## PROBLEM DESCRIPTION
From the question below, list every balance label that appears under "Chia Wallet:" in the sample command output.

## EXTRACT
----

How to take the number including dot from an output of one command and use it in another one?

For example, this command

chia wallet show -w standard_wallet

gives this result

Wallet height: xxxxxx
Sync status: Synced
Balances, fingerprint: xxxxxxx

Chia Wallet:
   -Total Balance:         0.192267662015 xch (192267662015 mojo)
   -Pending Total Balance: 0.192267662015 xch (192267662015 mojo)
   -Spendable:             0.192267662015 xch (192267662015 mojo)

I want to take the number 0.192267662015 from the Spendable line to use in another command which will become

chia wallet send -a 0.192267662015

There will only be one Chia Wallet section in the output, and only one Spendable line.

How to write a script to do this? I have been looking up to grep, sed and xargs but not sure how to put them in the use correctly.

----

## SUPPLIED MATERIAL
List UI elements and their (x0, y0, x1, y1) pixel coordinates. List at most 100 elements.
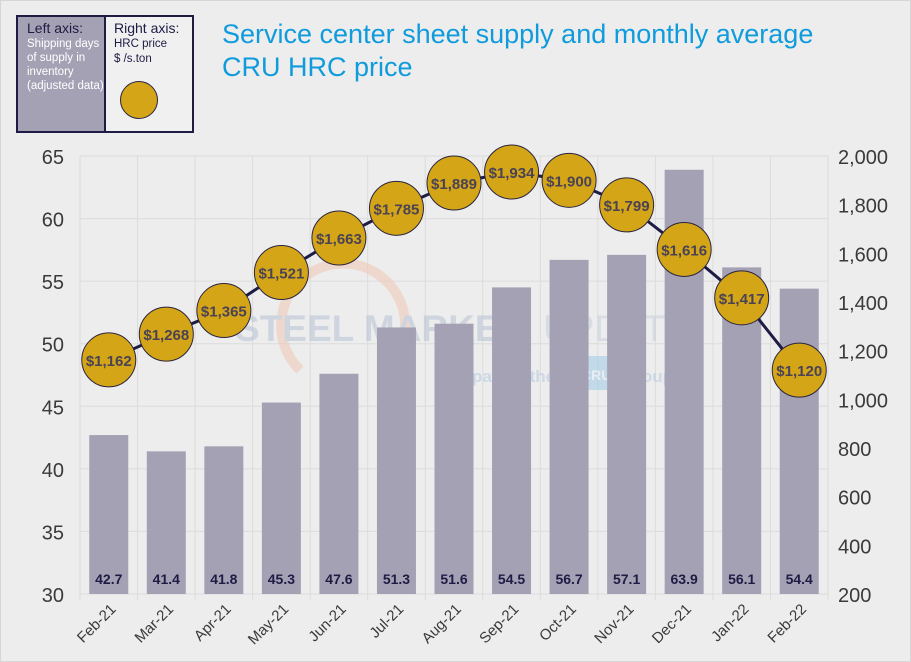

----

## WRITTEN ANSWER
Total Balance
Pending Total Balance
Spendable